## Set exercise
Select all lines holding the word "单行文本" from the entries that follow.

## Dataset excerpts

● ● ● ● ●

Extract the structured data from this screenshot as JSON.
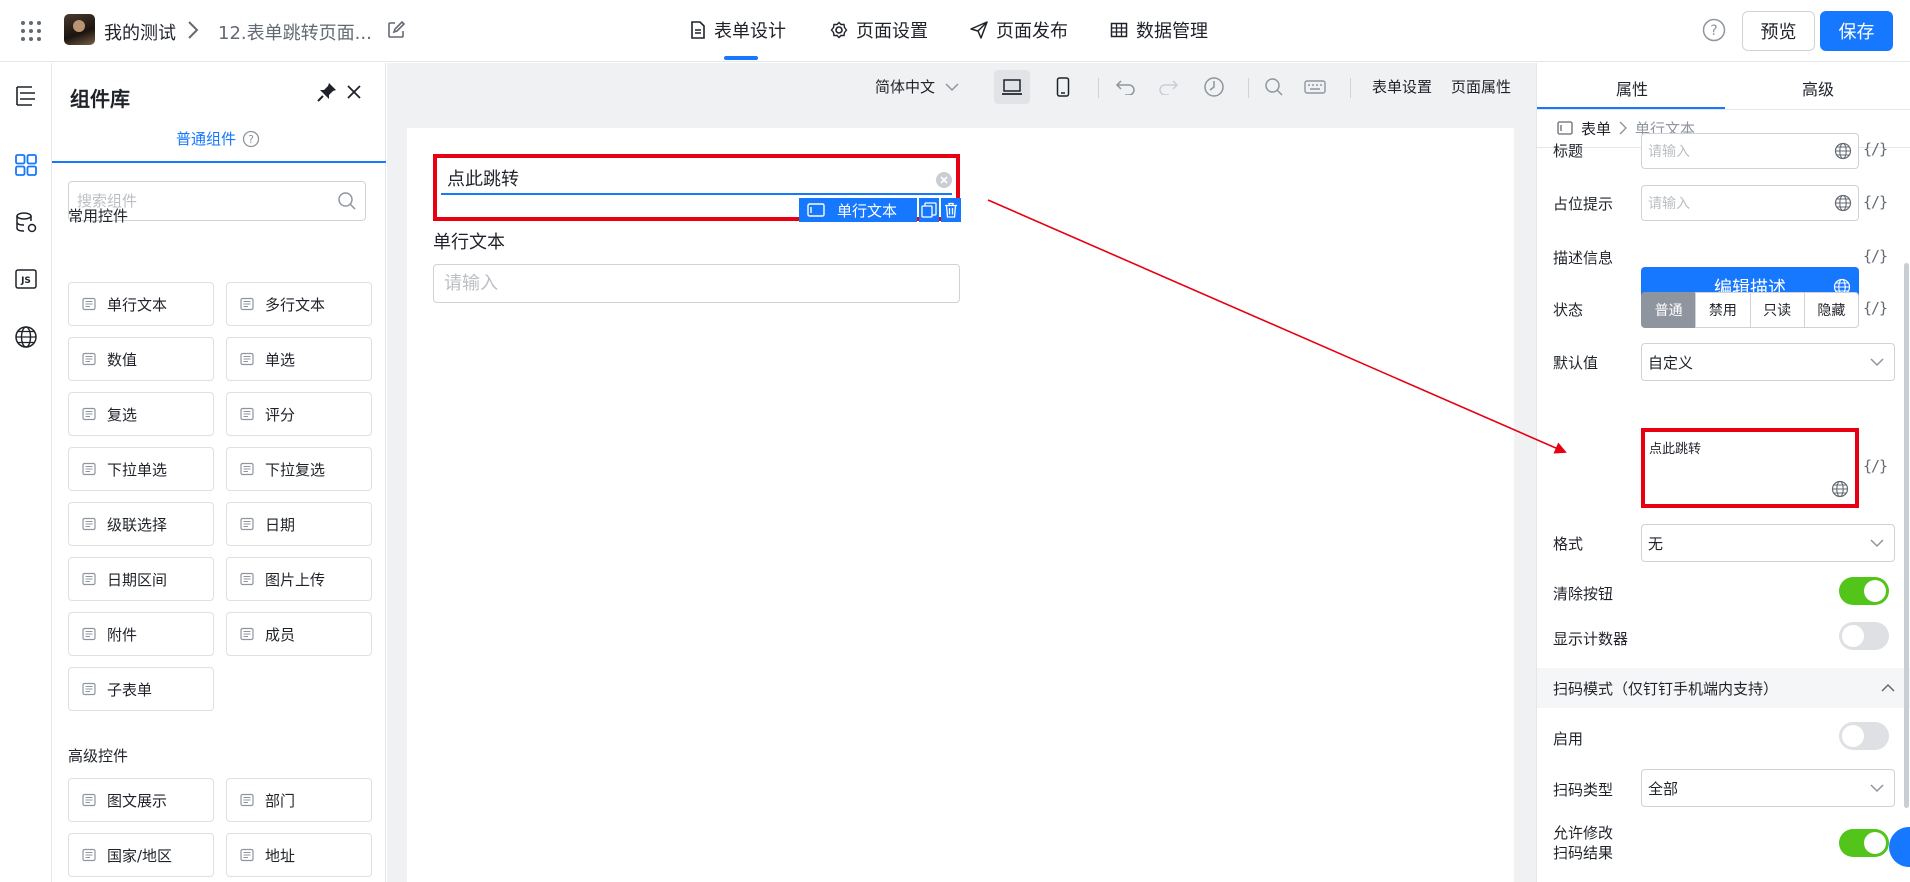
{
  "header": {
    "app_name": "我的测试",
    "page_name": "12.表单跳转页面...",
    "nav": [
      {
        "label": "表单设计",
        "icon": "file-icon"
      },
      {
        "label": "页面设置",
        "icon": "gear-icon"
      },
      {
        "label": "页面发布",
        "icon": "send-icon"
      },
      {
        "label": "数据管理",
        "icon": "table-icon"
      }
    ],
    "preview_label": "预览",
    "save_label": "保存",
    "accent": "#1677ff"
  },
  "library": {
    "title": "组件库",
    "tab": "普通组件",
    "search_placeholder": "搜索组件",
    "common_title": "常用控件",
    "common": [
      "单行文本",
      "多行文本",
      "数值",
      "单选",
      "复选",
      "评分",
      "下拉单选",
      "下拉复选",
      "级联选择",
      "日期",
      "日期区间",
      "图片上传",
      "附件",
      "成员",
      "子表单"
    ],
    "advanced_title": "高级控件",
    "advanced": [
      "图文展示",
      "部门",
      "国家/地区",
      "地址"
    ]
  },
  "toolbar": {
    "language": "简体中文",
    "form_settings": "表单设置",
    "page_props": "页面属性"
  },
  "canvas": {
    "selected_value": "点此跳转",
    "selected_tag": "单行文本",
    "field2_label": "单行文本",
    "field2_placeholder": "请输入"
  },
  "props": {
    "tab_attr": "属性",
    "tab_adv": "高级",
    "crumb_form": "表单",
    "crumb_field": "单行文本",
    "fx": "{/}",
    "title_label": "标题",
    "title_placeholder": "请输入",
    "ph_label": "占位提示",
    "ph_placeholder": "请输入",
    "desc_label": "描述信息",
    "desc_button": "编辑描述",
    "status_label": "状态",
    "status_options": [
      "普通",
      "禁用",
      "只读",
      "隐藏"
    ],
    "status_selected": "普通",
    "default_label": "默认值",
    "default_mode": "自定义",
    "default_value": "点此跳转",
    "format_label": "格式",
    "format_value": "无",
    "clear_label": "清除按钮",
    "clear_on": true,
    "counter_label": "显示计数器",
    "counter_on": false,
    "scan_title": "扫码模式（仅钉钉手机端内支持）",
    "scan_enable_label": "启用",
    "scan_enable_on": false,
    "scan_type_label": "扫码类型",
    "scan_type_value": "全部",
    "allow_edit_line1": "允许修改",
    "allow_edit_line2": "扫码结果",
    "allow_edit_on": true
  },
  "annotation_color": "#e60012"
}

● ● ● ● ●

## Solution to this task
      "单行文本",
    "selected_tag": "单行文本",
    "field2_label": "单行文本",
    "crumb_field": "单行文本",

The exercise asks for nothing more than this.